Stored dataset items
□ □ □ □

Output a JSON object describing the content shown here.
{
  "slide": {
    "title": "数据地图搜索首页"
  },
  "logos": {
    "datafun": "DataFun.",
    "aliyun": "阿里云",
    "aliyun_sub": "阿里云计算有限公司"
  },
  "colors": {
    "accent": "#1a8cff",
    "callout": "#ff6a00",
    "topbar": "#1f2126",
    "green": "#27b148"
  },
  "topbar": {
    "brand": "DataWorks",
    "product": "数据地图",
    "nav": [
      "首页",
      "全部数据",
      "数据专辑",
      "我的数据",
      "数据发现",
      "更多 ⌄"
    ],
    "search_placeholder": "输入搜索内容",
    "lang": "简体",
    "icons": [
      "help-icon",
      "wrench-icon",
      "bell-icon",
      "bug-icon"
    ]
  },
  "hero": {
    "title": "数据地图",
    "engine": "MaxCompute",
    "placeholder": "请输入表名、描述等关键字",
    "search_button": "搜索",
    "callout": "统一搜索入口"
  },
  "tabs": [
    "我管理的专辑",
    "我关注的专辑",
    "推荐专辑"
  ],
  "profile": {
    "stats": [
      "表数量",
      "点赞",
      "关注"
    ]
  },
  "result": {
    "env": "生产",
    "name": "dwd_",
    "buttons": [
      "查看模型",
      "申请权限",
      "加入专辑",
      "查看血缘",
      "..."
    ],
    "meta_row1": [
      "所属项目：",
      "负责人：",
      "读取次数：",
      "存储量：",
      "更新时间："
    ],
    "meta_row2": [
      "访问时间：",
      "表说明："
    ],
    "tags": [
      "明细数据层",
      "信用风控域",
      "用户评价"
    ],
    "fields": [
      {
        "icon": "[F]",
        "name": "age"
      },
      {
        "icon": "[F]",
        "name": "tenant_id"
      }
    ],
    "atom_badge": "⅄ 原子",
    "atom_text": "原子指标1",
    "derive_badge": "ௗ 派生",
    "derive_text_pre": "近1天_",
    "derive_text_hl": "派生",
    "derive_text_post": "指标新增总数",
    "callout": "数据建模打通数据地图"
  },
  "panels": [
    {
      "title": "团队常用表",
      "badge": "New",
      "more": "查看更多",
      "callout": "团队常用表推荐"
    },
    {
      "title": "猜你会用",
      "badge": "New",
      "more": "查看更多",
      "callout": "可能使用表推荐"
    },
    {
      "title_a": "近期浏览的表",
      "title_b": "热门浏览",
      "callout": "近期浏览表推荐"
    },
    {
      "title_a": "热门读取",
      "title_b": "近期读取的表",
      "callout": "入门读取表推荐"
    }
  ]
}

□ □ □ □

SET TASK. All of the entries above need to be reproduced exactly.

TASK RESPONSE.
Output a JSON object describing the content shown here.
{
  "slide": {
    "title": "数据地图搜索首页"
  },
  "logos": {
    "datafun": "DataFun.",
    "aliyun": "阿里云",
    "aliyun_sub": "阿里云计算有限公司"
  },
  "colors": {
    "accent": "#1a8cff",
    "callout": "#ff6a00",
    "topbar": "#1f2126",
    "green": "#27b148"
  },
  "topbar": {
    "brand": "DataWorks",
    "product": "数据地图",
    "nav": [
      "首页",
      "全部数据",
      "数据专辑",
      "我的数据",
      "数据发现",
      "更多 ⌄"
    ],
    "search_placeholder": "输入搜索内容",
    "lang": "简体",
    "icons": [
      "help-icon",
      "wrench-icon",
      "bell-icon",
      "bug-icon"
    ]
  },
  "hero": {
    "title": "数据地图",
    "engine": "MaxCompute",
    "placeholder": "请输入表名、描述等关键字",
    "search_button": "搜索",
    "callout": "统一搜索入口"
  },
  "tabs": [
    "我管理的专辑",
    "我关注的专辑",
    "推荐专辑"
  ],
  "profile": {
    "stats": [
      "表数量",
      "点赞",
      "关注"
    ]
  },
  "result": {
    "env": "生产",
    "name": "dwd_",
    "buttons": [
      "查看模型",
      "申请权限",
      "加入专辑",
      "查看血缘",
      "..."
    ],
    "meta_row1": [
      "所属项目：",
      "负责人：",
      "读取次数：",
      "存储量：",
      "更新时间："
    ],
    "meta_row2": [
      "访问时间：",
      "表说明："
    ],
    "tags": [
      "明细数据层",
      "信用风控域",
      "用户评价"
    ],
    "fields": [
      {
        "icon": "[F]",
        "name": "age"
      },
      {
        "icon": "[F]",
        "name": "tenant_id"
      }
    ],
    "atom_badge": "⅄ 原子",
    "atom_text": "原子指标1",
    "derive_badge": "ௗ 派生",
    "derive_text_pre": "近1天_",
    "derive_text_hl": "派生",
    "derive_text_post": "指标新增总数",
    "callout": "数据建模打通数据地图"
  },
  "panels": [
    {
      "title": "团队常用表",
      "badge": "New",
      "more": "查看更多",
      "callout": "团队常用表推荐"
    },
    {
      "title": "猜你会用",
      "badge": "New",
      "more": "查看更多",
      "callout": "可能使用表推荐"
    },
    {
      "title_a": "近期浏览的表",
      "title_b": "热门浏览",
      "callout": "近期浏览表推荐"
    },
    {
      "title_a": "热门读取",
      "title_b": "近期读取的表",
      "callout": "入门读取表推荐"
    }
  ]
}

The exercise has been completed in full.